* Begin *

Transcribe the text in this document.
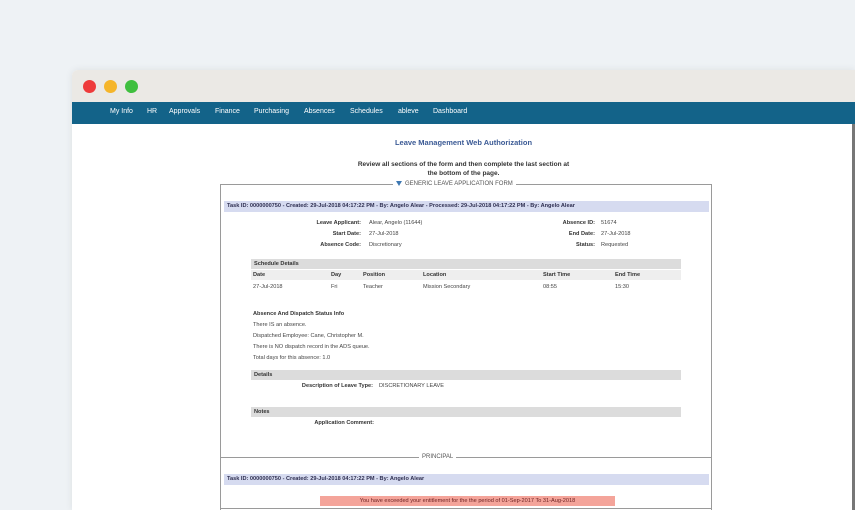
My Info HR Approvals Finance Purchasing Absences Schedules ableve Dashboard
Leave Management Web Authorization
Review all sections of the form and then complete the last section at
the bottom of the page.
GENERIC LEAVE APPLICATION FORM
Task ID: 0000000750 - Created: 29-Jul-2018 04:17:22 PM - By: Angelo Alear - Processed: 29-Jul-2018 04:17:22 PM - By: Angelo Alear
Leave Applicant: Alear, Angelo (11644)
Start Date: 27-Jul-2018
Absence Code: Discretionary
Absence ID: 51674
End Date: 27-Jul-2018
Status: Requested
Schedule Details
Date	Day	Position	Location	Start Time	End Time
27-Jul-2018	Fri	Teacher	Mission Secondary	08:55	15:30
Absence And Dispatch Status Info
There IS an absence.
Dispatched Employee: Cane, Christopher M.
There is NO dispatch record in the ADS queue.
Total days for this absence: 1.0
Details
Description of Leave Type: DISCRETIONARY LEAVE
Notes
Application Comment:
PRINCIPAL
Task ID: 0000000750 - Created: 29-Jul-2018 04:17:22 PM - By: Angelo Alear
You have exceeded your entitlement for the the period of 01-Sep-2017 To 31-Aug-2018
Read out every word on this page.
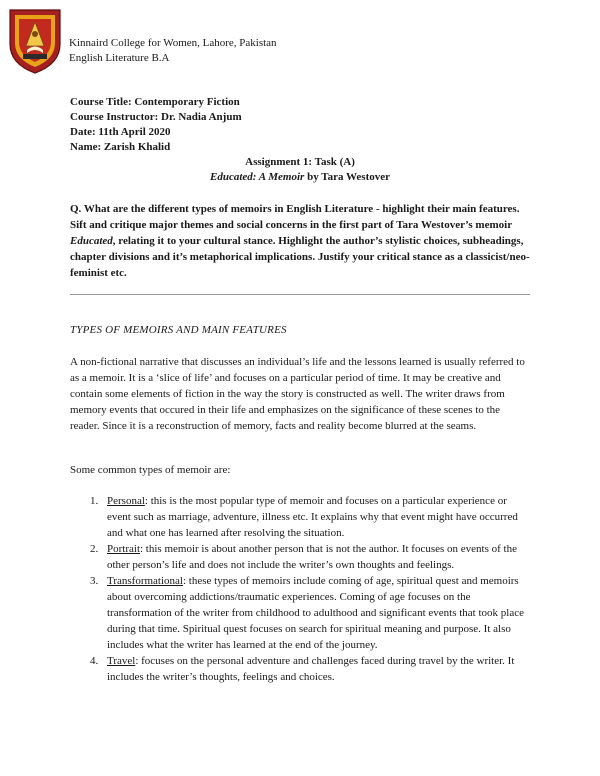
Kinnaird College for Women, Lahore, Pakistan
English Literature B.A
Course Title: Contemporary Fiction
Course Instructor: Dr. Nadia Anjum
Date: 11th April 2020
Name: Zarish Khalid
Assignment 1: Task (A)
Educated: A Memoir by Tara Westover

Q. What are the different types of memoirs in English Literature - highlight their main features. Sift and critique major themes and social concerns in the first part of Tara Westover’s memoir Educated, relating it to your cultural stance. Highlight the author’s stylistic choices, subheadings, chapter divisions and it’s metaphorical implications. Justify your critical stance as a classicist/neo-feminist etc.

TYPES OF MEMOIRS AND MAIN FEATURES

A non-fictional narrative that discusses an individual’s life and the lessons learned is usually referred to as a memoir. It is a ‘slice of life’ and focuses on a particular period of time. It may be creative and contain some elements of fiction in the way the story is constructed as well. The writer draws from memory events that occured in their life and emphasizes on the significance of these scenes to the reader. Since it is a reconstruction of memory, facts and reality become blurred at the seams.

Some common types of memoir are:

1. Personal: this is the most popular type of memoir and focuses on a particular experience or event such as marriage, adventure, illness etc. It explains why that event might have occurred and what one has learned after resolving the situation.
2. Portrait: this memoir is about another person that is not the author. It focuses on events of the other person’s life and does not include the writer’s own thoughts and feelings.
3. Transformational: these types of memoirs include coming of age, spiritual quest and memoirs about overcoming addictions/traumatic experiences. Coming of age focuses on the transformation of the writer from childhood to adulthood and significant events that took place during that time. Spiritual quest focuses on search for spiritual meaning and purpose. It also includes what the writer has learned at the end of the journey.
4. Travel: focuses on the personal adventure and challenges faced during travel by the writer. It includes the writer’s thoughts, feelings and choices.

* End *

▸ TASK BRIEF: Every entry above should be duplicated exactly. Do not include the images.

▸ EXPECTED ANSWER:
Transcribe the text in this document.
My Info HR Approvals Finance Purchasing Absences Schedules ableve Dashboard
Leave Management Web Authorization
Review all sections of the form and then complete the last section at
the bottom of the page.
GENERIC LEAVE APPLICATION FORM
Task ID: 0000000750 - Created: 29-Jul-2018 04:17:22 PM - By: Angelo Alear - Processed: 29-Jul-2018 04:17:22 PM - By: Angelo Alear
Leave Applicant: Alear, Angelo (11644)
Start Date: 27-Jul-2018
Absence Code: Discretionary
Absence ID: 51674
End Date: 27-Jul-2018
Status: Requested
Schedule Details
Date	Day	Position	Location	Start Time	End Time
27-Jul-2018	Fri	Teacher	Mission Secondary	08:55	15:30
Absence And Dispatch Status Info
There IS an absence.
Dispatched Employee: Cane, Christopher M.
There is NO dispatch record in the ADS queue.
Total days for this absence: 1.0
Details
Description of Leave Type: DISCRETIONARY LEAVE
Notes
Application Comment:
PRINCIPAL
Task ID: 0000000750 - Created: 29-Jul-2018 04:17:22 PM - By: Angelo Alear
You have exceeded your entitlement for the the period of 01-Sep-2017 To 31-Aug-2018
Read out every word on this page.
Kinnaird College for Women, Lahore, Pakistan
English Literature B.A
Course Title: Contemporary Fiction
Course Instructor: Dr. Nadia Anjum
Date: 11th April 2020
Name: Zarish Khalid
Assignment 1: Task (A)
Educated: A Memoir by Tara Westover

Q. What are the different types of memoirs in English Literature - highlight their main features. Sift and critique major themes and social concerns in the first part of Tara Westover’s memoir Educated, relating it to your cultural stance. Highlight the author’s stylistic choices, subheadings, chapter divisions and it’s metaphorical implications. Justify your critical stance as a classicist/neo-feminist etc.

TYPES OF MEMOIRS AND MAIN FEATURES

A non-fictional narrative that discusses an individual’s life and the lessons learned is usually referred to as a memoir. It is a ‘slice of life’ and focuses on a particular period of time. It may be creative and contain some elements of fiction in the way the story is constructed as well. The writer draws from memory events that occured in their life and emphasizes on the significance of these scenes to the reader. Since it is a reconstruction of memory, facts and reality become blurred at the seams.

Some common types of memoir are:

1. Personal: this is the most popular type of memoir and focuses on a particular experience or event such as marriage, adventure, illness etc. It explains why that event might have occurred and what one has learned after resolving the situation.
2. Portrait: this memoir is about another person that is not the author. It focuses on events of the other person’s life and does not include the writer’s own thoughts and feelings.
3. Transformational: these types of memoirs include coming of age, spiritual quest and memoirs about overcoming addictions/traumatic experiences. Coming of age focuses on the transformation of the writer from childhood to adulthood and significant events that took place during that time. Spiritual quest focuses on search for spiritual meaning and purpose. It also includes what the writer has learned at the end of the journey.
4. Travel: focuses on the personal adventure and challenges faced during travel by the writer. It includes the writer’s thoughts, feelings and choices.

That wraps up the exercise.